Collected data:
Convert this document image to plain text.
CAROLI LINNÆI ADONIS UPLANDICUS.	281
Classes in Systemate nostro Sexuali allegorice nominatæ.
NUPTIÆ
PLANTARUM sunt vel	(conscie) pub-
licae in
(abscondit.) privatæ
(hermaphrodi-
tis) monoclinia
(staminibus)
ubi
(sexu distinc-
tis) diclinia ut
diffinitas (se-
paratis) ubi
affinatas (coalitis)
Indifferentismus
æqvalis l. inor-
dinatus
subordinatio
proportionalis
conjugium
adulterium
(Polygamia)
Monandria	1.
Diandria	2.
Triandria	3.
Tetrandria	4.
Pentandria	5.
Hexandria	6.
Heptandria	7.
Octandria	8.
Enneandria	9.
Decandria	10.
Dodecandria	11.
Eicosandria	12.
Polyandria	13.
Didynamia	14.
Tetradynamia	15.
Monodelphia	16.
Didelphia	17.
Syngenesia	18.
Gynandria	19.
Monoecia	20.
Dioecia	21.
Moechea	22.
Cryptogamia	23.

WORK REQUIRED =
Transcribe every line of the records, keeping each one exact.

REPLY =
Convert this document image to plain text.
CAROLI LINNÆI ADONIS UPLANDICUS.	281
Classes in Systemate nostro Sexuali allegorice nominatæ.
NUPTIÆ
PLANTARUM sunt vel	(conscie) pub-
licae in
(abscondit.) privatæ
(hermaphrodi-
tis) monoclinia
(staminibus)
ubi
(sexu distinc-
tis) diclinia ut
diffinitas (se-
paratis) ubi
affinatas (coalitis)
Indifferentismus
æqvalis l. inor-
dinatus
subordinatio
proportionalis
conjugium
adulterium
(Polygamia)
Monandria	1.
Diandria	2.
Triandria	3.
Tetrandria	4.
Pentandria	5.
Hexandria	6.
Heptandria	7.
Octandria	8.
Enneandria	9.
Decandria	10.
Dodecandria	11.
Eicosandria	12.
Polyandria	13.
Didynamia	14.
Tetradynamia	15.
Monodelphia	16.
Didelphia	17.
Syngenesia	18.
Gynandria	19.
Monoecia	20.
Dioecia	21.
Moechea	22.
Cryptogamia	23.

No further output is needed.